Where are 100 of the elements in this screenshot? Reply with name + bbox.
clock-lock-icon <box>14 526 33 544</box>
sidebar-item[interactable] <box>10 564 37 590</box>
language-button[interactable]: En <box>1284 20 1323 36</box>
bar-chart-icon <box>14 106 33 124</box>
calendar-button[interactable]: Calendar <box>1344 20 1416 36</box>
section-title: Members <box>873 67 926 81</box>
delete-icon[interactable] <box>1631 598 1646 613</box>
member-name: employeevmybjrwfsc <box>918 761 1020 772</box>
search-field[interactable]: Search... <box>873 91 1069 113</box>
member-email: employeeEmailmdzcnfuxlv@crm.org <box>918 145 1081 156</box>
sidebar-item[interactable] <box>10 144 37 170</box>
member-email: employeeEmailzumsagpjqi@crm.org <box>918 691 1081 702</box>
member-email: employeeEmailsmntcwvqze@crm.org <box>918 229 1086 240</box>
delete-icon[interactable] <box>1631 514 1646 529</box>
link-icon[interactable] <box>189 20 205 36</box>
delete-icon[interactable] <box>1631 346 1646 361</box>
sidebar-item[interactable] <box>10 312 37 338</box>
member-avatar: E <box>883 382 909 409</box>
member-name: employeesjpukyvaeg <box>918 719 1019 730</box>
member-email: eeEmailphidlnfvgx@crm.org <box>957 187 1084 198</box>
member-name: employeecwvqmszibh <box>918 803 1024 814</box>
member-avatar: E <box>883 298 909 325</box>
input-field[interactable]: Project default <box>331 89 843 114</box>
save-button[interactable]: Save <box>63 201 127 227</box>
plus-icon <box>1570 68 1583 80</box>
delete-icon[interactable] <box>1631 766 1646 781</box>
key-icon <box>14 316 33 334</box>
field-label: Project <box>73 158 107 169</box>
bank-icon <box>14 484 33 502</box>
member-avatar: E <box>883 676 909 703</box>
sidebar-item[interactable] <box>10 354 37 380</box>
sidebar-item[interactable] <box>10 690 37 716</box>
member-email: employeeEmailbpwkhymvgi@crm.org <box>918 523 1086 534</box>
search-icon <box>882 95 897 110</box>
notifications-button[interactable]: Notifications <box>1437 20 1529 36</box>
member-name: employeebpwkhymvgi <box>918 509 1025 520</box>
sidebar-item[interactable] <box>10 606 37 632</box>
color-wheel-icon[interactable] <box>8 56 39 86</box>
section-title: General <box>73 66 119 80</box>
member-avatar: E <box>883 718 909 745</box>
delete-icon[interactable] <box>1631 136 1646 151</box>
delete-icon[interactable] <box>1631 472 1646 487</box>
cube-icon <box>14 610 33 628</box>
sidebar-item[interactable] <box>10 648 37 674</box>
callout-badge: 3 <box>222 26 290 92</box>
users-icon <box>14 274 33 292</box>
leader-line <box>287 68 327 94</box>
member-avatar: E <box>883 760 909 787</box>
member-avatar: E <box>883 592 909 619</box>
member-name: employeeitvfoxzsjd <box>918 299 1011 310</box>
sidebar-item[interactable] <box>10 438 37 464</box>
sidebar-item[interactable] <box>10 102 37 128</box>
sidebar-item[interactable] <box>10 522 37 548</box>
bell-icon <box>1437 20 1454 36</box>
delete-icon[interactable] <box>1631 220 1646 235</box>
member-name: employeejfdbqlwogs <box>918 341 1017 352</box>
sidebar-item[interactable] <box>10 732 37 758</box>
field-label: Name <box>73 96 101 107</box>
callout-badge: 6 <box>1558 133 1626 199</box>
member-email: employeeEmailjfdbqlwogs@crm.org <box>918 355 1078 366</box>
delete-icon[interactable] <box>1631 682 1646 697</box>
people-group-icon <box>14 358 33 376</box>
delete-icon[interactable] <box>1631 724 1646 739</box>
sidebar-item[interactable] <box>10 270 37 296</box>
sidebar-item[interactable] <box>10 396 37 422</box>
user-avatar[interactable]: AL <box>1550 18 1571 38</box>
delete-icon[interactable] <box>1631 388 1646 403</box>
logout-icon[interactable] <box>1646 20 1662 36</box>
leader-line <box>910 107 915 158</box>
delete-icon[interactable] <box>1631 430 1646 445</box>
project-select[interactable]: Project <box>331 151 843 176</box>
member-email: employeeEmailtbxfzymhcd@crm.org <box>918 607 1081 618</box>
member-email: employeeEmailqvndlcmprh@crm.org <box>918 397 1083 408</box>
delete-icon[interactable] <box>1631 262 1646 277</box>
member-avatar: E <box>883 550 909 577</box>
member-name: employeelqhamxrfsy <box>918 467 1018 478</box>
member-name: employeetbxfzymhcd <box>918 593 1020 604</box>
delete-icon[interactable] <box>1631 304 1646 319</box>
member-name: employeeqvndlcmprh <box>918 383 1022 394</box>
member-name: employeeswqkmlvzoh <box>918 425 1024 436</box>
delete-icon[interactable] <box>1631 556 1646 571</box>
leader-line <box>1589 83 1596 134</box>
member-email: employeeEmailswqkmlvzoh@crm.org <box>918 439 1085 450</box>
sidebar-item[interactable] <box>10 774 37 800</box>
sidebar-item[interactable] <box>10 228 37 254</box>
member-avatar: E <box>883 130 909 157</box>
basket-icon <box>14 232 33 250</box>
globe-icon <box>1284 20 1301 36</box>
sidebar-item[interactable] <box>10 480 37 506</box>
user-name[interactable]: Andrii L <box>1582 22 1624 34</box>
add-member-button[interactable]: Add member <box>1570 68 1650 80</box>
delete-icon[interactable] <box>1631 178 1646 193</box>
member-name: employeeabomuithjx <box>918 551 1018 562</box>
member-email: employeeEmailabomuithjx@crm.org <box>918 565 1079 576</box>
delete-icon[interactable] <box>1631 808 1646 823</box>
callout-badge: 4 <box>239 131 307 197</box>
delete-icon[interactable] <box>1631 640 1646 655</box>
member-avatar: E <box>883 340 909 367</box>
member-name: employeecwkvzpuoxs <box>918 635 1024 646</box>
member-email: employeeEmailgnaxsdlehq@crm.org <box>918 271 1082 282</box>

# # # # # # #

▶ [Objective] Copy the lines above word for word, with nothing altered or left out.

▶ [Worked answer]
Where are 100 of the elements in this screenshot? Reply with name + bbox.
clock-lock-icon <box>14 526 33 544</box>
sidebar-item[interactable] <box>10 564 37 590</box>
language-button[interactable]: En <box>1284 20 1323 36</box>
bar-chart-icon <box>14 106 33 124</box>
calendar-button[interactable]: Calendar <box>1344 20 1416 36</box>
section-title: Members <box>873 67 926 81</box>
delete-icon[interactable] <box>1631 598 1646 613</box>
member-name: employeevmybjrwfsc <box>918 761 1020 772</box>
search-field[interactable]: Search... <box>873 91 1069 113</box>
member-email: employeeEmailmdzcnfuxlv@crm.org <box>918 145 1081 156</box>
sidebar-item[interactable] <box>10 144 37 170</box>
member-email: employeeEmailzumsagpjqi@crm.org <box>918 691 1081 702</box>
member-email: employeeEmailsmntcwvqze@crm.org <box>918 229 1086 240</box>
delete-icon[interactable] <box>1631 514 1646 529</box>
link-icon[interactable] <box>189 20 205 36</box>
delete-icon[interactable] <box>1631 346 1646 361</box>
sidebar-item[interactable] <box>10 312 37 338</box>
member-avatar: E <box>883 382 909 409</box>
member-name: employeesjpukyvaeg <box>918 719 1019 730</box>
member-email: eeEmailphidlnfvgx@crm.org <box>957 187 1084 198</box>
member-name: employeecwvqmszibh <box>918 803 1024 814</box>
member-avatar: E <box>883 298 909 325</box>
input-field[interactable]: Project default <box>331 89 843 114</box>
save-button[interactable]: Save <box>63 201 127 227</box>
plus-icon <box>1570 68 1583 80</box>
delete-icon[interactable] <box>1631 766 1646 781</box>
key-icon <box>14 316 33 334</box>
field-label: Project <box>73 158 107 169</box>
bank-icon <box>14 484 33 502</box>
member-avatar: E <box>883 676 909 703</box>
sidebar-item[interactable] <box>10 354 37 380</box>
sidebar-item[interactable] <box>10 690 37 716</box>
member-email: employeeEmailbpwkhymvgi@crm.org <box>918 523 1086 534</box>
search-icon <box>882 95 897 110</box>
notifications-button[interactable]: Notifications <box>1437 20 1529 36</box>
member-name: employeebpwkhymvgi <box>918 509 1025 520</box>
sidebar-item[interactable] <box>10 606 37 632</box>
color-wheel-icon[interactable] <box>8 56 39 86</box>
section-title: General <box>73 66 119 80</box>
member-avatar: E <box>883 718 909 745</box>
delete-icon[interactable] <box>1631 136 1646 151</box>
delete-icon[interactable] <box>1631 472 1646 487</box>
cube-icon <box>14 610 33 628</box>
sidebar-item[interactable] <box>10 648 37 674</box>
callout-badge: 3 <box>222 26 290 92</box>
users-icon <box>14 274 33 292</box>
leader-line <box>287 68 327 94</box>
member-avatar: E <box>883 760 909 787</box>
member-avatar: E <box>883 592 909 619</box>
member-name: employeeitvfoxzsjd <box>918 299 1011 310</box>
sidebar-item[interactable] <box>10 438 37 464</box>
sidebar-item[interactable] <box>10 102 37 128</box>
sidebar-item[interactable] <box>10 522 37 548</box>
bell-icon <box>1437 20 1454 36</box>
delete-icon[interactable] <box>1631 220 1646 235</box>
member-name: employeejfdbqlwogs <box>918 341 1017 352</box>
sidebar-item[interactable] <box>10 732 37 758</box>
field-label: Name <box>73 96 101 107</box>
callout-badge: 6 <box>1558 133 1626 199</box>
member-email: employeeEmailjfdbqlwogs@crm.org <box>918 355 1078 366</box>
delete-icon[interactable] <box>1631 682 1646 697</box>
people-group-icon <box>14 358 33 376</box>
delete-icon[interactable] <box>1631 724 1646 739</box>
sidebar-item[interactable] <box>10 270 37 296</box>
sidebar-item[interactable] <box>10 396 37 422</box>
user-avatar[interactable]: AL <box>1550 18 1571 38</box>
delete-icon[interactable] <box>1631 388 1646 403</box>
logout-icon[interactable] <box>1646 20 1662 36</box>
leader-line <box>910 107 915 158</box>
delete-icon[interactable] <box>1631 430 1646 445</box>
project-select[interactable]: Project <box>331 151 843 176</box>
member-email: employeeEmailtbxfzymhcd@crm.org <box>918 607 1081 618</box>
member-email: employeeEmailqvndlcmprh@crm.org <box>918 397 1083 408</box>
delete-icon[interactable] <box>1631 262 1646 277</box>
member-avatar: E <box>883 550 909 577</box>
member-name: employeelqhamxrfsy <box>918 467 1018 478</box>
member-name: employeetbxfzymhcd <box>918 593 1020 604</box>
delete-icon[interactable] <box>1631 304 1646 319</box>
member-name: employeeqvndlcmprh <box>918 383 1022 394</box>
member-name: employeeswqkmlvzoh <box>918 425 1024 436</box>
delete-icon[interactable] <box>1631 556 1646 571</box>
leader-line <box>1589 83 1596 134</box>
member-email: employeeEmailswqkmlvzoh@crm.org <box>918 439 1085 450</box>
sidebar-item[interactable] <box>10 774 37 800</box>
sidebar-item[interactable] <box>10 228 37 254</box>
member-avatar: E <box>883 130 909 157</box>
basket-icon <box>14 232 33 250</box>
globe-icon <box>1284 20 1301 36</box>
sidebar-item[interactable] <box>10 480 37 506</box>
user-name[interactable]: Andrii L <box>1582 22 1624 34</box>
add-member-button[interactable]: Add member <box>1570 68 1650 80</box>
delete-icon[interactable] <box>1631 178 1646 193</box>
member-name: employeeabomuithjx <box>918 551 1018 562</box>
member-email: employeeEmailabomuithjx@crm.org <box>918 565 1079 576</box>
delete-icon[interactable] <box>1631 808 1646 823</box>
callout-badge: 4 <box>239 131 307 197</box>
delete-icon[interactable] <box>1631 640 1646 655</box>
member-avatar: E <box>883 340 909 367</box>
member-name: employeecwkvzpuoxs <box>918 635 1024 646</box>
member-email: employeeEmailgnaxsdlehq@crm.org <box>918 271 1082 282</box>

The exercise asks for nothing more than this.